### WHAT IS REQUIRED:
Copy all of the records below verbatim.

◆ ◆ ◆ ◆

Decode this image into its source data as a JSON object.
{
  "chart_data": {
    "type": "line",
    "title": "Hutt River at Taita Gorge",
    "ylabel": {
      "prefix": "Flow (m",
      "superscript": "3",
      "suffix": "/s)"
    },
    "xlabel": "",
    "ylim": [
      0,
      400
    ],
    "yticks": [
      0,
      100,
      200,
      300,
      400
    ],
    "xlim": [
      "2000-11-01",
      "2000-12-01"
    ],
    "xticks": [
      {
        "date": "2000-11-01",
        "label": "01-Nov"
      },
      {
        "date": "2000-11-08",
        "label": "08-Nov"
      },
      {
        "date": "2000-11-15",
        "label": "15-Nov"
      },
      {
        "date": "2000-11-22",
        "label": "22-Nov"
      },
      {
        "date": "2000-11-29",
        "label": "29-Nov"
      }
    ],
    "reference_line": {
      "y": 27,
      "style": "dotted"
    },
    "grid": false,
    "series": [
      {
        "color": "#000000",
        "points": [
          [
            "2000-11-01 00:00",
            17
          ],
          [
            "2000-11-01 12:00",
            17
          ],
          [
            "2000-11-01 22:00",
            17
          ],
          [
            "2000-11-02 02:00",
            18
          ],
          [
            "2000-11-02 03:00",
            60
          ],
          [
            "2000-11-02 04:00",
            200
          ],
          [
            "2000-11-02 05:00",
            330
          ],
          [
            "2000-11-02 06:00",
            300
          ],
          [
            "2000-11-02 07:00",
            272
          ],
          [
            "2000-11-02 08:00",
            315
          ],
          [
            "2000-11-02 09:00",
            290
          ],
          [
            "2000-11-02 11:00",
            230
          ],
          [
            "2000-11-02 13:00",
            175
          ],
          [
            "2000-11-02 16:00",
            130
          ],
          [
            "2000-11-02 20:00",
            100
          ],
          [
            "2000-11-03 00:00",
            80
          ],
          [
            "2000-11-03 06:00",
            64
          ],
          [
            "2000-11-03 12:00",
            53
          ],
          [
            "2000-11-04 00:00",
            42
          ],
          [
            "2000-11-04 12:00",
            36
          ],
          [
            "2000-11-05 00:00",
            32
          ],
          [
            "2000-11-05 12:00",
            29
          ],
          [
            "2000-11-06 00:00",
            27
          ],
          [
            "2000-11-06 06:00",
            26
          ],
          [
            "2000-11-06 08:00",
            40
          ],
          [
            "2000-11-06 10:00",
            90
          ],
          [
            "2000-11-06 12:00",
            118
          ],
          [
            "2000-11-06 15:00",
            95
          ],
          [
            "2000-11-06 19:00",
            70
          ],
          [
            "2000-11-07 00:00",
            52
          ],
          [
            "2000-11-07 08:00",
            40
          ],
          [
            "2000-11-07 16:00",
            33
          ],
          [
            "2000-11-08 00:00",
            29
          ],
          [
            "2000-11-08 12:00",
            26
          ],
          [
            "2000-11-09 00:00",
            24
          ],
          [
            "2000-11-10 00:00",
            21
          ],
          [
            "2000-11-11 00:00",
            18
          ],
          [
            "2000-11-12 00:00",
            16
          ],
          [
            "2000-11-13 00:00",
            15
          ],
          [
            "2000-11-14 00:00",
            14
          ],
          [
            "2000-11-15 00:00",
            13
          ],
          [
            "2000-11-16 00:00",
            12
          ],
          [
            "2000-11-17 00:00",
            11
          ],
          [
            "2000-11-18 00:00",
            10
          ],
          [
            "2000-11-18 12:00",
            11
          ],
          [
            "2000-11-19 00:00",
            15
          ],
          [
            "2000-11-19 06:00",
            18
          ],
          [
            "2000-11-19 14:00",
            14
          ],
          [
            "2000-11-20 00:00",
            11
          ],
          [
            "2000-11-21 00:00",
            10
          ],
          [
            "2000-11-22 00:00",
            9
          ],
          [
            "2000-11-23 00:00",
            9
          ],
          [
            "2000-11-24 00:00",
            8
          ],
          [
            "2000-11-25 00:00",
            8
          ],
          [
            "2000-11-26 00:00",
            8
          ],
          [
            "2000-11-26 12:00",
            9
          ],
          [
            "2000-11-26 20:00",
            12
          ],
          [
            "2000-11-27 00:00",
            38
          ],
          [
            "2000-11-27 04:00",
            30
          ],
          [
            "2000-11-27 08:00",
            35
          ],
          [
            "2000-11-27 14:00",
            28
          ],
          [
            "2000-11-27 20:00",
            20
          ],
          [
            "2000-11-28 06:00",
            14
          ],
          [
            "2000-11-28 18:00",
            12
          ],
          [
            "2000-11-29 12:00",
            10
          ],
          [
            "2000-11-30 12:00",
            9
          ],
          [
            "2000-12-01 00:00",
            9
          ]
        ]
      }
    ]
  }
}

◆ ◆ ◆ ◆

### OUTPUT OF THE TASK:
Decode this image into its source data as a JSON object.
{
  "chart_data": {
    "type": "line",
    "title": "Hutt River at Taita Gorge",
    "ylabel": {
      "prefix": "Flow (m",
      "superscript": "3",
      "suffix": "/s)"
    },
    "xlabel": "",
    "ylim": [
      0,
      400
    ],
    "yticks": [
      0,
      100,
      200,
      300,
      400
    ],
    "xlim": [
      "2000-11-01",
      "2000-12-01"
    ],
    "xticks": [
      {
        "date": "2000-11-01",
        "label": "01-Nov"
      },
      {
        "date": "2000-11-08",
        "label": "08-Nov"
      },
      {
        "date": "2000-11-15",
        "label": "15-Nov"
      },
      {
        "date": "2000-11-22",
        "label": "22-Nov"
      },
      {
        "date": "2000-11-29",
        "label": "29-Nov"
      }
    ],
    "reference_line": {
      "y": 27,
      "style": "dotted"
    },
    "grid": false,
    "series": [
      {
        "color": "#000000",
        "points": [
          [
            "2000-11-01 00:00",
            17
          ],
          [
            "2000-11-01 12:00",
            17
          ],
          [
            "2000-11-01 22:00",
            17
          ],
          [
            "2000-11-02 02:00",
            18
          ],
          [
            "2000-11-02 03:00",
            60
          ],
          [
            "2000-11-02 04:00",
            200
          ],
          [
            "2000-11-02 05:00",
            330
          ],
          [
            "2000-11-02 06:00",
            300
          ],
          [
            "2000-11-02 07:00",
            272
          ],
          [
            "2000-11-02 08:00",
            315
          ],
          [
            "2000-11-02 09:00",
            290
          ],
          [
            "2000-11-02 11:00",
            230
          ],
          [
            "2000-11-02 13:00",
            175
          ],
          [
            "2000-11-02 16:00",
            130
          ],
          [
            "2000-11-02 20:00",
            100
          ],
          [
            "2000-11-03 00:00",
            80
          ],
          [
            "2000-11-03 06:00",
            64
          ],
          [
            "2000-11-03 12:00",
            53
          ],
          [
            "2000-11-04 00:00",
            42
          ],
          [
            "2000-11-04 12:00",
            36
          ],
          [
            "2000-11-05 00:00",
            32
          ],
          [
            "2000-11-05 12:00",
            29
          ],
          [
            "2000-11-06 00:00",
            27
          ],
          [
            "2000-11-06 06:00",
            26
          ],
          [
            "2000-11-06 08:00",
            40
          ],
          [
            "2000-11-06 10:00",
            90
          ],
          [
            "2000-11-06 12:00",
            118
          ],
          [
            "2000-11-06 15:00",
            95
          ],
          [
            "2000-11-06 19:00",
            70
          ],
          [
            "2000-11-07 00:00",
            52
          ],
          [
            "2000-11-07 08:00",
            40
          ],
          [
            "2000-11-07 16:00",
            33
          ],
          [
            "2000-11-08 00:00",
            29
          ],
          [
            "2000-11-08 12:00",
            26
          ],
          [
            "2000-11-09 00:00",
            24
          ],
          [
            "2000-11-10 00:00",
            21
          ],
          [
            "2000-11-11 00:00",
            18
          ],
          [
            "2000-11-12 00:00",
            16
          ],
          [
            "2000-11-13 00:00",
            15
          ],
          [
            "2000-11-14 00:00",
            14
          ],
          [
            "2000-11-15 00:00",
            13
          ],
          [
            "2000-11-16 00:00",
            12
          ],
          [
            "2000-11-17 00:00",
            11
          ],
          [
            "2000-11-18 00:00",
            10
          ],
          [
            "2000-11-18 12:00",
            11
          ],
          [
            "2000-11-19 00:00",
            15
          ],
          [
            "2000-11-19 06:00",
            18
          ],
          [
            "2000-11-19 14:00",
            14
          ],
          [
            "2000-11-20 00:00",
            11
          ],
          [
            "2000-11-21 00:00",
            10
          ],
          [
            "2000-11-22 00:00",
            9
          ],
          [
            "2000-11-23 00:00",
            9
          ],
          [
            "2000-11-24 00:00",
            8
          ],
          [
            "2000-11-25 00:00",
            8
          ],
          [
            "2000-11-26 00:00",
            8
          ],
          [
            "2000-11-26 12:00",
            9
          ],
          [
            "2000-11-26 20:00",
            12
          ],
          [
            "2000-11-27 00:00",
            38
          ],
          [
            "2000-11-27 04:00",
            30
          ],
          [
            "2000-11-27 08:00",
            35
          ],
          [
            "2000-11-27 14:00",
            28
          ],
          [
            "2000-11-27 20:00",
            20
          ],
          [
            "2000-11-28 06:00",
            14
          ],
          [
            "2000-11-28 18:00",
            12
          ],
          [
            "2000-11-29 12:00",
            10
          ],
          [
            "2000-11-30 12:00",
            9
          ],
          [
            "2000-12-01 00:00",
            9
          ]
        ]
      }
    ]
  }
}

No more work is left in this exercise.